The AI infrastructure buildout is no longer being funded primarily from cash flow or equity. It is being funded with debt, and the numbers are getting large enough to reshape credit markets. Morgan Stanley projects that global AI-related debt issuance will more than double to nearly $570 billion in 2026, a figure that would make AI infrastructure one of the single largest categories of corporate borrowing on the planet.
The Scale of What Is Happening
Through the end of May, AI-related debt had already reached approximately $236 billion, roughly four times the level in the same period last year. Tech Startups reported that Morgan Stanley expects the full-year total to nearly double from there, driven by a combination of hyperscaler bond issuances, data center developer financing, and GPU procurement facilities.
The spending behind this borrowing is equally staggering. Morgan Stanley estimates that Alphabet, Amazon, Microsoft, and Meta will collectively spend about $700 billion on AI-related capital projects in 2026. Annual hyperscaler spending is projected to exceed $1 trillion by 2027. These are not venture-backed startups burning through a Series C. These are the most valuable companies in the world, and they are borrowing at scale because even their balance sheets cannot cover the pace of buildout.
Why Debt, Not Equity
The shift from equity to debt financing is a rational response to current market conditions, but it carries its own risks. Interest rates remain elevated. The Federal Reserve has held its benchmark rate above 3.5%, and the May CPI report showed headline inflation at 4.2%, limiting the prospects for near-term cuts. Borrowing at these rates is expensive.
Yet companies are choosing debt over equity for several reasons. Equity issuance dilutes existing shareholders, as Alphabet learned when its $80 billion equity raise sent shares lower despite strong fundamentals. Debt does not dilute. It also provides tax advantages through interest deductibility. And the bond market has shown remarkable appetite for AI-linked paper, with several recent offerings oversubscribed by two to three times.
The geographic diversification of this borrowing is notable. Hyperscalers are issuing debt in euros, yen, and pounds in addition to dollars, broadening their investor base and tapping into capital pools where rates are lower. TechTimes noted that this multicurrency strategy reflects a level of financial sophistication that signals AI infrastructure is being treated as a long-duration asset class, not a speculative bet.
What $570 Billion Actually Funds
The money flows into three primary categories. First, data center construction, the physical plants that house GPU clusters, cooling systems, and networking infrastructure. Second, GPU and accelerator procurement, primarily from Nvidia but increasingly from AMD, custom ASICs, and emerging chipmakers. Third, power infrastructure, including long-term energy contracts, on-site generation, and grid upgrades.
Each category has its own cost curve and timeline. Data centers take 18 to 36 months to bring online. GPU clusters can be deployed faster but require the physical space to exist first. Power contracts often span a decade or more and represent commitments that outlast any individual AI model generation.
The result is a capital structure that looks less like a technology company and more like a utility or an energy company: heavy upfront capital expenditure, long payback periods, and returns that depend on sustained demand over years. That comparison is not lost on credit rating agencies, which have begun treating AI infrastructure bonds as a distinct asset class with its own risk profile.

_DATA FOR REVIEW_
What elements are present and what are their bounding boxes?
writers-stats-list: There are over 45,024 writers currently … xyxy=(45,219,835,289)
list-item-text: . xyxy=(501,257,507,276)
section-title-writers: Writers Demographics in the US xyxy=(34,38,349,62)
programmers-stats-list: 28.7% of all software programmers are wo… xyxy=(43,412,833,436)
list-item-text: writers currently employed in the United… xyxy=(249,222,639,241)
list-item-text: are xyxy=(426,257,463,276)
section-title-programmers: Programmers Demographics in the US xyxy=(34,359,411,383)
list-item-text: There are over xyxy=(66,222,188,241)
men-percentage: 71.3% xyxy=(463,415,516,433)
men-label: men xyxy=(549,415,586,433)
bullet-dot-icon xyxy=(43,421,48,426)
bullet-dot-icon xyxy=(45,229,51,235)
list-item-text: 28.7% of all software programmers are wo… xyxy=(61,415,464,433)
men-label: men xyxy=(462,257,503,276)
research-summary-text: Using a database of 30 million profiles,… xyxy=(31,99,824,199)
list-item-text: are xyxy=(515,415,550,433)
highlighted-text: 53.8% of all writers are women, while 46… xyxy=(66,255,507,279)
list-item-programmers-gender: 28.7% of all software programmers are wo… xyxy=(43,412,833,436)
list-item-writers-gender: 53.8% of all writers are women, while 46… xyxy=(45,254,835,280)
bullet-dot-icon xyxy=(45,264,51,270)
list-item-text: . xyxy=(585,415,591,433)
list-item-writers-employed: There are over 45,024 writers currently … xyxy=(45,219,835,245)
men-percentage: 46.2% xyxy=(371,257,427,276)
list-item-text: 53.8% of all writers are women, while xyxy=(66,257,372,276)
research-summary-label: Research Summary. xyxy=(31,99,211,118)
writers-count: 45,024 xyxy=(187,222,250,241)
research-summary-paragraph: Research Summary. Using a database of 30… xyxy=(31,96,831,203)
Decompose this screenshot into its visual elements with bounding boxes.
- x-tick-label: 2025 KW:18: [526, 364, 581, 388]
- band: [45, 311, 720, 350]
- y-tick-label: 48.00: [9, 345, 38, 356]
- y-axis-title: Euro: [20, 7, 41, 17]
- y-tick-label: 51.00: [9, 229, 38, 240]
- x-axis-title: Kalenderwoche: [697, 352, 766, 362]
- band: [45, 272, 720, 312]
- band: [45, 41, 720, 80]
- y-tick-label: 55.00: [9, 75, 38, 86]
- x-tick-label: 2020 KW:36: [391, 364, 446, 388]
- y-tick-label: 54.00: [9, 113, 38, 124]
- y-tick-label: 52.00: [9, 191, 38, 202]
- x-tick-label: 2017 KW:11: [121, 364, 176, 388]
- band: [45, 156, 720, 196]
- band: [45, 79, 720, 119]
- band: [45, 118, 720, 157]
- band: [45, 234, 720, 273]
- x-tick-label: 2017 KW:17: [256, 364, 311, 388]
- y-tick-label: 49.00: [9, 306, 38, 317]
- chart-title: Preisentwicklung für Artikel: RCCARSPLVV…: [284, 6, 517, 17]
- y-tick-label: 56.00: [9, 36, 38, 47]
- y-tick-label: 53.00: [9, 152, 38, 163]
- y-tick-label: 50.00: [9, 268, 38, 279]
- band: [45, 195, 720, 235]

_BRIEF 1_
In the AI debt article, which companies does Morgan Stanley expect to spend about $700 billion together on AI-related capital projects in 2026?
_BRIEF 2_
Set down the AI debt article from "Each category has" up to and including "own risk profile.".
_BRIEF 3_
Answer these from the AI debt article:
(a) About how much AI-related debt had been reached through the end of May?
(b) What headline inflation figure did the May CPI report show?
(c) How long do data centers take to bring online?
The records come from a different source than the AI debt article.

_TASK ANSWER 1_
Alphabet, Amazon, Microsoft, and Meta.

_TASK ANSWER 2_
Each category has its own cost curve and timeline. Data centers take 18 to 36 months to bring online. GPU clusters can be deployed faster but require the physical space to exist first. Power contracts often span a decade or more and represent commitments that outlast any individual AI model generation.
The result is a capital structure that looks less like a technology company and more like a utility or an energy company: heavy upfront capital expenditure, long payback periods, and returns that depend on sustained demand over years. That comparison is not lost on credit rating agencies, which have begun treating AI infrastructure bonds as a distinct asset class with its own risk profile.

_TASK ANSWER 3_
(a) About $236 billion.
(b) 4.2%.
(c) 18 to 36 months.